:: Document segment ::
|---|

For local XDP_TX, the caller adjusts xdp->data backwards to include the
prepended TSB before xdp_convert_buff_to_frame(). xdpf->data then points
to the TSB start, and the mapping calculation correctly resolves to that
location.

> 
> If an XDP program populates metadata, the calculation sizeof(*xdpf) +
> xdpf->headroom in the else block of bcmgenet_xdp_xmit_frame() will 
> point
> to the start of the metadata rather than where the TSB was actually 
> prepended
> at xdpf->data. The hardware expects the TSB at the DMA address, so it 
> might
> misinterpret the metadata as the status block.
> 
>> +			spin_unlock(&tx_ring->lock);
>>  			xdp_return_frame_rx_napi(xdpf);
>>  			return XDP_DROP;
>>  		}
>> +		bcmgenet_xdp_ring_doorbell(priv, tx_ring);
>> +		spin_unlock(&tx_ring->lock);
>>  		return XDP_TX;
> 
> Does the headroom check earlier in this XDP_TX block adequately 
> validate
> xdp->data_meta?

xdp_convert_buff_to_frame() validates the remaining headroom against
sizeof(struct xdp_frame) and returns NULL on insufficient space, which
we handle by dropping the frame.

> 
> Before backing up the pointers:
> 	if (xdp->data - xdp->data_hard_start <
> 	    sizeof(struct status_64) + sizeof(struct xdp_frame)) {
> 
> This check validates the space before xdp->data, but the code then 
> subtracts
> 64 bytes from xdp->data_meta:
> 	xdp->data -= sizeof(struct status_64);
> 	xdp->data_meta -= sizeof(struct status_64);
> 
> If an XDP program populates metadata, xdp->data_meta will be lower than
> xdp->data. The subtraction might push xdp->data_meta below
> xdp->data_hard_start, causing out-of-bounds writes when
> xdp_convert_buff_to_frame() constructs the struct xdp_frame.
> 
> [ ... ]
> 
>> @@ -3996,10 +4017,16 @@ static int bcmgenet_xdp_setup(struct 
>> net_device *dev,
>>  		return -EOPNOTSUPP;
>>  	}
>> 
>> +	if (!prog)
>> +		xdp_features_clear_redirect_target(dev);
>> +
>>  	old_prog = xchg(&priv->xdp_prog, prog);
>>  	if (old_prog)
>>  		bpf_prog_put(old_prog);
>> 
>> +	if (prog)
>> +		xdp_features_set_redirect_target(dev, false);
>> +
>>  	return 0;
>>  }
> 
> Can this unintentionally clear NETDEV_XDP_ACT_NDO_XMIT when detaching 
> an XDP
> program?

|---|

:: Task 1 ::
In the code review thread, what does xdp_convert_buff_to_frame() return when the remaining headroom is insufficient?
The text and the entries have no connection to each other.

:: Spatial layout data ::
|---|

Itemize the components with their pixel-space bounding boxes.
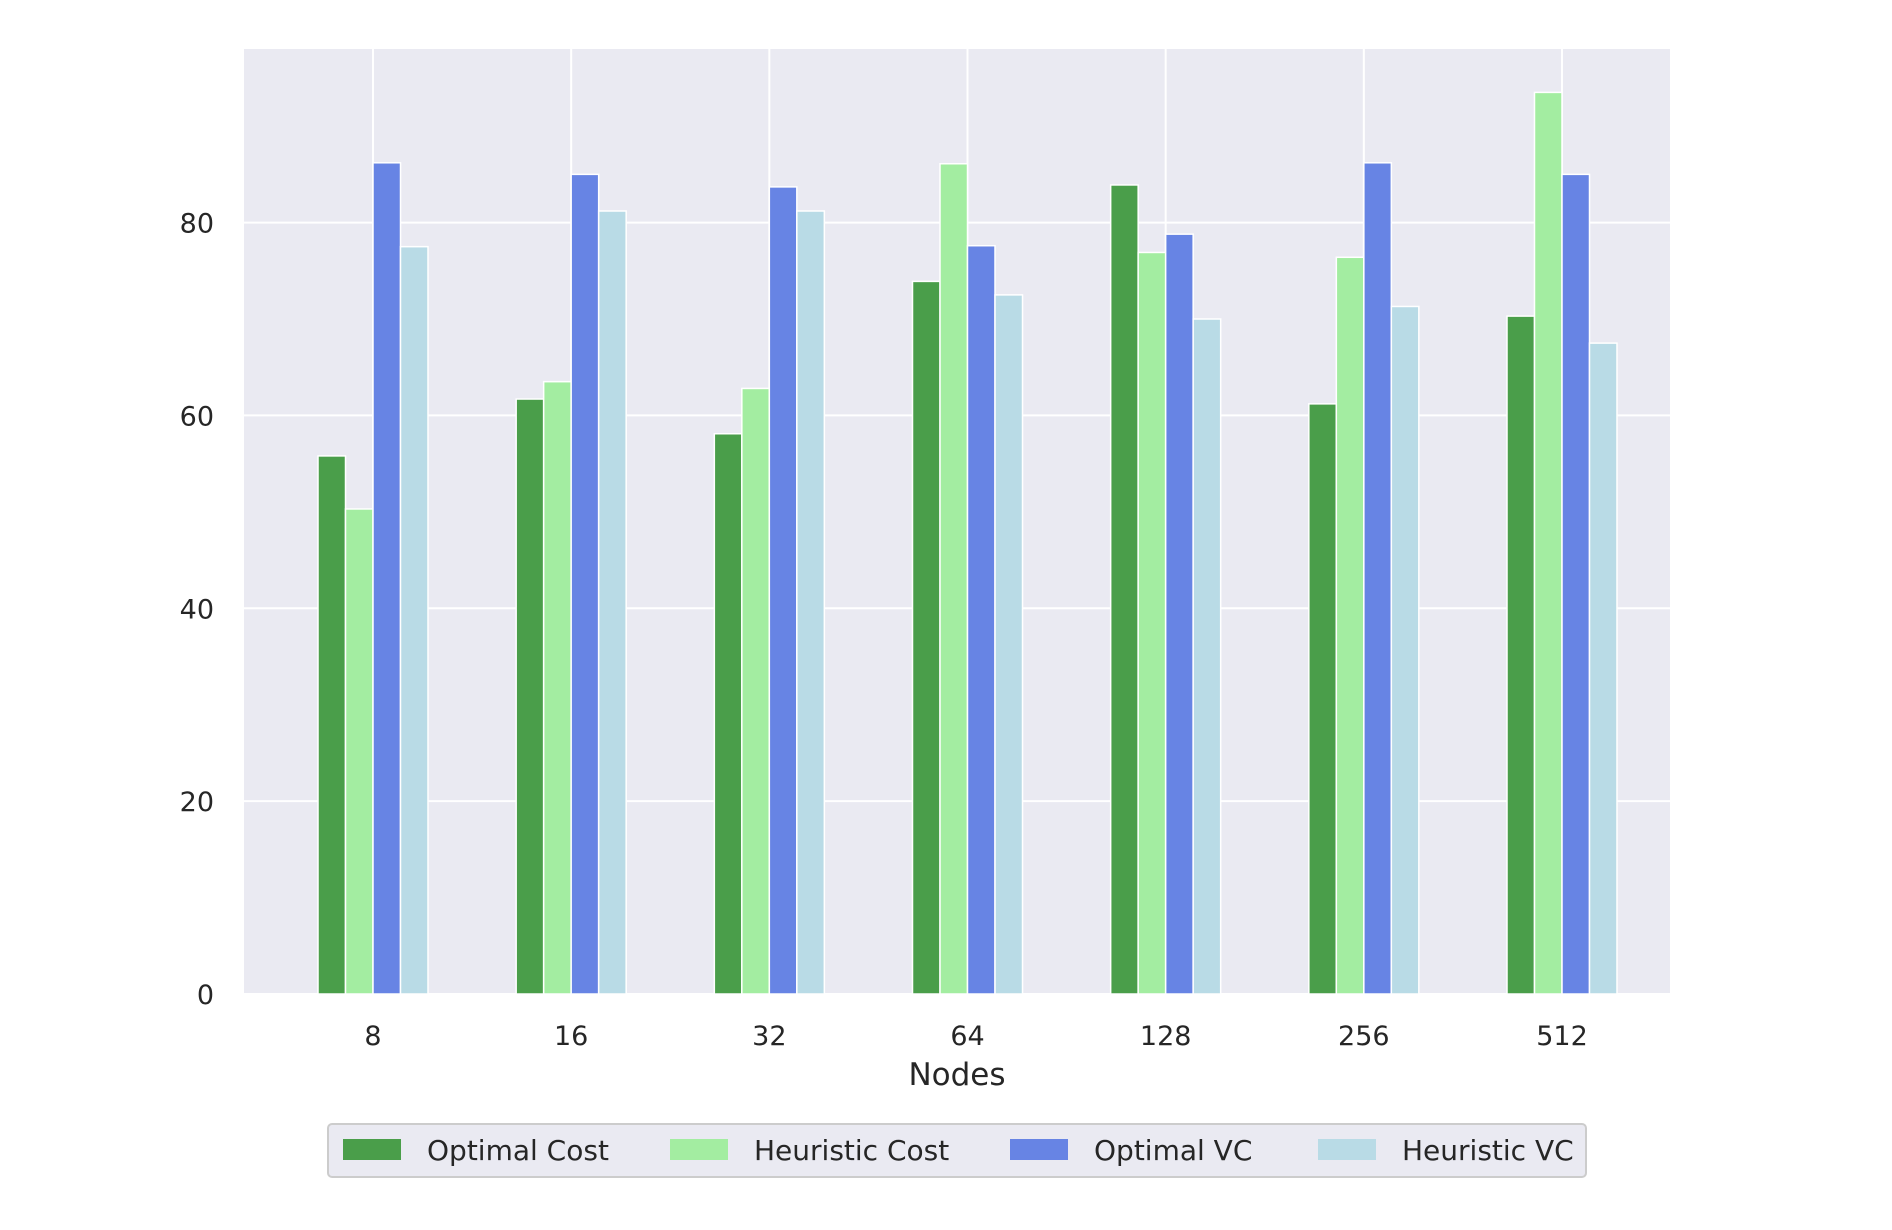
x-tick-label: 128 <box>1140 1021 1192 1052</box>
bar <box>911 280 941 995</box>
bars <box>317 91 1618 995</box>
bar <box>1561 173 1591 995</box>
bar <box>570 173 600 995</box>
bar <box>1335 256 1365 995</box>
bar <box>1164 233 1194 995</box>
legend-swatch <box>343 1139 401 1160</box>
bar <box>1588 342 1618 995</box>
bar <box>741 387 771 995</box>
y-tick-labels: 0 20 40 60 80 <box>180 209 214 1011</box>
bar <box>344 508 374 995</box>
bar <box>515 398 545 995</box>
bar <box>399 245 429 995</box>
bar <box>768 186 798 995</box>
bar <box>966 244 996 995</box>
bar <box>1137 251 1167 995</box>
bar <box>994 294 1024 995</box>
bar <box>1109 184 1139 995</box>
bar <box>939 163 969 995</box>
bar <box>713 433 743 995</box>
bar <box>542 380 572 995</box>
legend-label: Heuristic VC <box>1402 1134 1574 1167</box>
y-tick-label: 80 <box>180 209 214 240</box>
legend: Optimal Cost Heuristic Cost Optimal VC Heur… <box>327 1123 1587 1178</box>
bar <box>1192 318 1222 995</box>
x-tick-label: 8 <box>364 1021 381 1052</box>
x-tick-label: 16 <box>554 1021 588 1052</box>
bar <box>372 162 402 995</box>
bar <box>1308 403 1338 995</box>
y-tick-label: 40 <box>180 594 214 625</box>
x-axis-title: Nodes <box>908 1057 1005 1093</box>
legend-box <box>327 1123 1587 1178</box>
y-tick-label: 0 <box>197 980 214 1011</box>
bar <box>1533 91 1563 995</box>
legend-swatch <box>670 1139 728 1160</box>
x-tick-labels: 8 16 32 64 128 256 512 <box>364 1021 1587 1052</box>
legend-swatch <box>1010 1139 1068 1160</box>
bar <box>1506 315 1536 995</box>
x-tick-label: 64 <box>950 1021 984 1052</box>
bar <box>597 210 627 995</box>
bar <box>796 210 826 995</box>
legend-label: Heuristic Cost <box>754 1134 949 1167</box>
bar <box>317 455 347 995</box>
x-tick-label: 512 <box>1536 1021 1588 1052</box>
y-tick-label: 20 <box>180 787 214 818</box>
bar <box>1363 162 1393 995</box>
legend-label: Optimal Cost <box>427 1134 609 1167</box>
x-tick-label: 32 <box>752 1021 786 1052</box>
x-tick-label: 256 <box>1338 1021 1390 1052</box>
y-tick-label: 60 <box>180 401 214 432</box>
legend-swatch <box>1318 1139 1376 1160</box>
bar <box>1390 305 1420 995</box>
legend-label: Optimal VC <box>1094 1134 1252 1167</box>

|---|

:: Task 2 ::
Lay out the entries as a Markdown table with the columns Row and Line, starting at the line that contains "x-tick-label: 128 <box>1140" and stopping after the final line of the entries. Leave out blank lines.

:: Complete response 1 ::
It returns NULL.

:: Complete response 2 ::
| Row | Line |
|---|---|
| 1 | x-tick-label: 128 <box>1140 1021 1192 1052</box> |
| 2 | bar <box>911 280 941 995</box> |
| 3 | bars <box>317 91 1618 995</box> |
| 4 | bar <box>1561 173 1591 995</box> |
| 5 | bar <box>570 173 600 995</box> |
| 6 | bar <box>1335 256 1365 995</box> |
| 7 | bar <box>1164 233 1194 995</box> |
| 8 | legend-swatch <box>343 1139 401 1160</box> |
| 9 | bar <box>1588 342 1618 995</box> |
| 10 | bar <box>741 387 771 995</box> |
| 11 | y-tick-labels: 0 20 40 60 80 <box>180 209 214 1011</box> |
| 12 | bar <box>344 508 374 995</box> |
| 13 | bar <box>515 398 545 995</box> |
| 14 | bar <box>399 245 429 995</box> |
| 15 | bar <box>768 186 798 995</box> |
| 16 | bar <box>966 244 996 995</box> |
| 17 | bar <box>1137 251 1167 995</box> |
| 18 | bar <box>994 294 1024 995</box> |
| 19 | bar <box>1109 184 1139 995</box> |
| 20 | bar <box>939 163 969 995</box> |
| 21 | bar <box>713 433 743 995</box> |
| 22 | bar <box>542 380 572 995</box> |
| 23 | legend-label: Heuristic VC <box>1402 1134 1574 1167</box> |
| 24 | y-tick-label: 80 <box>180 209 214 240</box> |
| 25 | legend: Optimal Cost Heuristic Cost Optimal VC Heur… <box>327 1123 1587 1178</box> |
| 26 | bar <box>1192 318 1222 995</box> |
| 27 | x-tick-label: 8 <box>364 1021 381 1052</box> |
| 28 | x-tick-label: 16 <box>554 1021 588 1052</box> |
| 29 | bar <box>372 162 402 995</box> |
| 30 | bar <box>1308 403 1338 995</box> |
| 31 | y-tick-label: 40 <box>180 594 214 625</box> |
| 32 | x-axis-title: Nodes <box>908 1057 1005 1093</box> |
| 33 | legend-box <box>327 1123 1587 1178</box> |
| 34 | y-tick-label: 0 <box>197 980 214 1011</box> |
| 35 | bar <box>1533 91 1563 995</box> |
| 36 | legend-swatch <box>670 1139 728 1160</box> |
| 37 | x-tick-labels: 8 16 32 64 128 256 512 <box>364 1021 1587 1052</box> |
| 38 | legend-swatch <box>1010 1139 1068 1160</box> |
| 39 | bar <box>1506 315 1536 995</box> |
| 40 | x-tick-label: 64 <box>950 1021 984 1052</box> |
| 41 | bar <box>597 210 627 995</box> |
| 42 | bar <box>796 210 826 995</box> |
| 43 | legend-label: Heuristic Cost <box>754 1134 949 1167</box> |
| 44 | bar <box>317 455 347 995</box> |
| 45 | x-tick-label: 512 <box>1536 1021 1588 1052</box> |
| 46 | y-tick-label: 20 <box>180 787 214 818</box> |
| 47 | bar <box>1363 162 1393 995</box> |
| 48 | legend-label: Optimal Cost <box>427 1134 609 1167</box> |
| 49 | x-tick-label: 32 <box>752 1021 786 1052</box> |
| 50 | x-tick-label: 256 <box>1338 1021 1390 1052</box> |
| 51 | y-tick-label: 60 <box>180 401 214 432</box> |
| 52 | legend-swatch <box>1318 1139 1376 1160</box> |
| 53 | bar <box>1390 305 1420 995</box> |
| 54 | legend-label: Optimal VC <box>1094 1134 1252 1167</box> |